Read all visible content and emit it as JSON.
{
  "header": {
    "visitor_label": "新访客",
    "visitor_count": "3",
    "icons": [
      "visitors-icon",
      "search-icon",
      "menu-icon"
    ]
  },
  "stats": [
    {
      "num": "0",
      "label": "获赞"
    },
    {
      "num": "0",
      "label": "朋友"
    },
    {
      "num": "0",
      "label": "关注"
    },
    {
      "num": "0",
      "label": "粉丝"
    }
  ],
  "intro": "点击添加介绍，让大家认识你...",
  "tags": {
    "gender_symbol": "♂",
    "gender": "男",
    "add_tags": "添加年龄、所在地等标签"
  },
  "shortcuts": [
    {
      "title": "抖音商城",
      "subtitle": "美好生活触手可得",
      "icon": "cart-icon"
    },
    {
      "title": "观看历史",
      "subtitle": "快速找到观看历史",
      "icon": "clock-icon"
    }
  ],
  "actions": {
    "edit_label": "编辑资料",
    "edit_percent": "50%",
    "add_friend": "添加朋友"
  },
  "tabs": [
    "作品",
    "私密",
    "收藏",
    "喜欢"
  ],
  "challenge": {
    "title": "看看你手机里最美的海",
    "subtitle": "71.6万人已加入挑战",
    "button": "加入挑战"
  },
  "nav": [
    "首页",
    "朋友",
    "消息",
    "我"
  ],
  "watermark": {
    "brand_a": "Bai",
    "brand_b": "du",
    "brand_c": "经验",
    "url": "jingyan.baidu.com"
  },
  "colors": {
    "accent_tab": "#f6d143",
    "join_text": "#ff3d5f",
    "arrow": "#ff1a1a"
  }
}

REQUIREMENTS: Write every entry out again exactly.

FULL RESPONSE:
Read all visible content and emit it as JSON.
{
  "header": {
    "visitor_label": "新访客",
    "visitor_count": "3",
    "icons": [
      "visitors-icon",
      "search-icon",
      "menu-icon"
    ]
  },
  "stats": [
    {
      "num": "0",
      "label": "获赞"
    },
    {
      "num": "0",
      "label": "朋友"
    },
    {
      "num": "0",
      "label": "关注"
    },
    {
      "num": "0",
      "label": "粉丝"
    }
  ],
  "intro": "点击添加介绍，让大家认识你...",
  "tags": {
    "gender_symbol": "♂",
    "gender": "男",
    "add_tags": "添加年龄、所在地等标签"
  },
  "shortcuts": [
    {
      "title": "抖音商城",
      "subtitle": "美好生活触手可得",
      "icon": "cart-icon"
    },
    {
      "title": "观看历史",
      "subtitle": "快速找到观看历史",
      "icon": "clock-icon"
    }
  ],
  "actions": {
    "edit_label": "编辑资料",
    "edit_percent": "50%",
    "add_friend": "添加朋友"
  },
  "tabs": [
    "作品",
    "私密",
    "收藏",
    "喜欢"
  ],
  "challenge": {
    "title": "看看你手机里最美的海",
    "subtitle": "71.6万人已加入挑战",
    "button": "加入挑战"
  },
  "nav": [
    "首页",
    "朋友",
    "消息",
    "我"
  ],
  "watermark": {
    "brand_a": "Bai",
    "brand_b": "du",
    "brand_c": "经验",
    "url": "jingyan.baidu.com"
  },
  "colors": {
    "accent_tab": "#f6d143",
    "join_text": "#ff3d5f",
    "arrow": "#ff1a1a"
  }
}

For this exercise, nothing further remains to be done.